● RECORD LIST:
•••

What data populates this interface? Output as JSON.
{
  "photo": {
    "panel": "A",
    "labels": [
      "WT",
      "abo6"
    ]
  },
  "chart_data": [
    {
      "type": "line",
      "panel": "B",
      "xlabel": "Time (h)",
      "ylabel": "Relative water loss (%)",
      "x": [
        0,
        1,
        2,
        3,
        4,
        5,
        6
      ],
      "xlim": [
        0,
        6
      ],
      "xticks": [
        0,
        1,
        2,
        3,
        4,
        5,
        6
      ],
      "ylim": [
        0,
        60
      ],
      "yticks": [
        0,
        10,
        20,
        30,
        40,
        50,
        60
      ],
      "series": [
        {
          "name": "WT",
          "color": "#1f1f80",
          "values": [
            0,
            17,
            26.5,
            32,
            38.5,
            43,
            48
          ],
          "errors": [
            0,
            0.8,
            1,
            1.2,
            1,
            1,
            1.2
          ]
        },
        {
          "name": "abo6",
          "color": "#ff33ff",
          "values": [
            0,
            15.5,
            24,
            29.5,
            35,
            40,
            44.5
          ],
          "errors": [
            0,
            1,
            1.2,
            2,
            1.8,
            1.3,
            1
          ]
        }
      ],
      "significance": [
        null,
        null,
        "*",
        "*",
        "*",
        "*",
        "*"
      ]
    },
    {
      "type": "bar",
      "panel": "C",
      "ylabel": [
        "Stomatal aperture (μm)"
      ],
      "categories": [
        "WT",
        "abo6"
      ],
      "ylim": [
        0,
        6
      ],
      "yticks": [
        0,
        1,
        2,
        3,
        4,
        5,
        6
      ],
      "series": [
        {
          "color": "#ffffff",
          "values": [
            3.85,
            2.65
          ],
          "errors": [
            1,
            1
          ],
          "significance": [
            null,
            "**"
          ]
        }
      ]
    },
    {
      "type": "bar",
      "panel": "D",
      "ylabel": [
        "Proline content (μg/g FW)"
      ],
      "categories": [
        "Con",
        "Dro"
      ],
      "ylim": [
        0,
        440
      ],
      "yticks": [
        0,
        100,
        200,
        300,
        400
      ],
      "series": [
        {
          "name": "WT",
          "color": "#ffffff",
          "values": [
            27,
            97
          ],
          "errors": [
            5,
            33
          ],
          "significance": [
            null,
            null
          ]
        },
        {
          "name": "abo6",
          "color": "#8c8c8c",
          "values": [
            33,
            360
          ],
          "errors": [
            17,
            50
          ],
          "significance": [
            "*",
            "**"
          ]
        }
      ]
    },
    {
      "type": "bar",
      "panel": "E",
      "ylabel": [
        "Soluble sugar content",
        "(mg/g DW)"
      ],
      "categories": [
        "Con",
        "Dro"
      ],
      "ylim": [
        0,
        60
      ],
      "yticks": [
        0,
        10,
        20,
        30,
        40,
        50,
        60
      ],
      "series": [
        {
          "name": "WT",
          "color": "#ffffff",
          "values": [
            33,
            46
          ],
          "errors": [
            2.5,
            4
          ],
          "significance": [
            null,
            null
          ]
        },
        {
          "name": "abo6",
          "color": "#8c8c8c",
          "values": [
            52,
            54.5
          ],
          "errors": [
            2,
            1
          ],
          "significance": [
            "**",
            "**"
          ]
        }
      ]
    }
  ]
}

•••

● EXERCISE INSTRUCTIONS: Write out the entries above word for word.

● CORRECT RESULT:
What data populates this interface? Output as JSON.
{
  "photo": {
    "panel": "A",
    "labels": [
      "WT",
      "abo6"
    ]
  },
  "chart_data": [
    {
      "type": "line",
      "panel": "B",
      "xlabel": "Time (h)",
      "ylabel": "Relative water loss (%)",
      "x": [
        0,
        1,
        2,
        3,
        4,
        5,
        6
      ],
      "xlim": [
        0,
        6
      ],
      "xticks": [
        0,
        1,
        2,
        3,
        4,
        5,
        6
      ],
      "ylim": [
        0,
        60
      ],
      "yticks": [
        0,
        10,
        20,
        30,
        40,
        50,
        60
      ],
      "series": [
        {
          "name": "WT",
          "color": "#1f1f80",
          "values": [
            0,
            17,
            26.5,
            32,
            38.5,
            43,
            48
          ],
          "errors": [
            0,
            0.8,
            1,
            1.2,
            1,
            1,
            1.2
          ]
        },
        {
          "name": "abo6",
          "color": "#ff33ff",
          "values": [
            0,
            15.5,
            24,
            29.5,
            35,
            40,
            44.5
          ],
          "errors": [
            0,
            1,
            1.2,
            2,
            1.8,
            1.3,
            1
          ]
        }
      ],
      "significance": [
        null,
        null,
        "*",
        "*",
        "*",
        "*",
        "*"
      ]
    },
    {
      "type": "bar",
      "panel": "C",
      "ylabel": [
        "Stomatal aperture (μm)"
      ],
      "categories": [
        "WT",
        "abo6"
      ],
      "ylim": [
        0,
        6
      ],
      "yticks": [
        0,
        1,
        2,
        3,
        4,
        5,
        6
      ],
      "series": [
        {
          "color": "#ffffff",
          "values": [
            3.85,
            2.65
          ],
          "errors": [
            1,
            1
          ],
          "significance": [
            null,
            "**"
          ]
        }
      ]
    },
    {
      "type": "bar",
      "panel": "D",
      "ylabel": [
        "Proline content (μg/g FW)"
      ],
      "categories": [
        "Con",
        "Dro"
      ],
      "ylim": [
        0,
        440
      ],
      "yticks": [
        0,
        100,
        200,
        300,
        400
      ],
      "series": [
        {
          "name": "WT",
          "color": "#ffffff",
          "values": [
            27,
            97
          ],
          "errors": [
            5,
            33
          ],
          "significance": [
            null,
            null
          ]
        },
        {
          "name": "abo6",
          "color": "#8c8c8c",
          "values": [
            33,
            360
          ],
          "errors": [
            17,
            50
          ],
          "significance": [
            "*",
            "**"
          ]
        }
      ]
    },
    {
      "type": "bar",
      "panel": "E",
      "ylabel": [
        "Soluble sugar content",
        "(mg/g DW)"
      ],
      "categories": [
        "Con",
        "Dro"
      ],
      "ylim": [
        0,
        60
      ],
      "yticks": [
        0,
        10,
        20,
        30,
        40,
        50,
        60
      ],
      "series": [
        {
          "name": "WT",
          "color": "#ffffff",
          "values": [
            33,
            46
          ],
          "errors": [
            2.5,
            4
          ],
          "significance": [
            null,
            null
          ]
        },
        {
          "name": "abo6",
          "color": "#8c8c8c",
          "values": [
            52,
            54.5
          ],
          "errors": [
            2,
            1
          ],
          "significance": [
            "**",
            "**"
          ]
        }
      ]
    }
  ]
}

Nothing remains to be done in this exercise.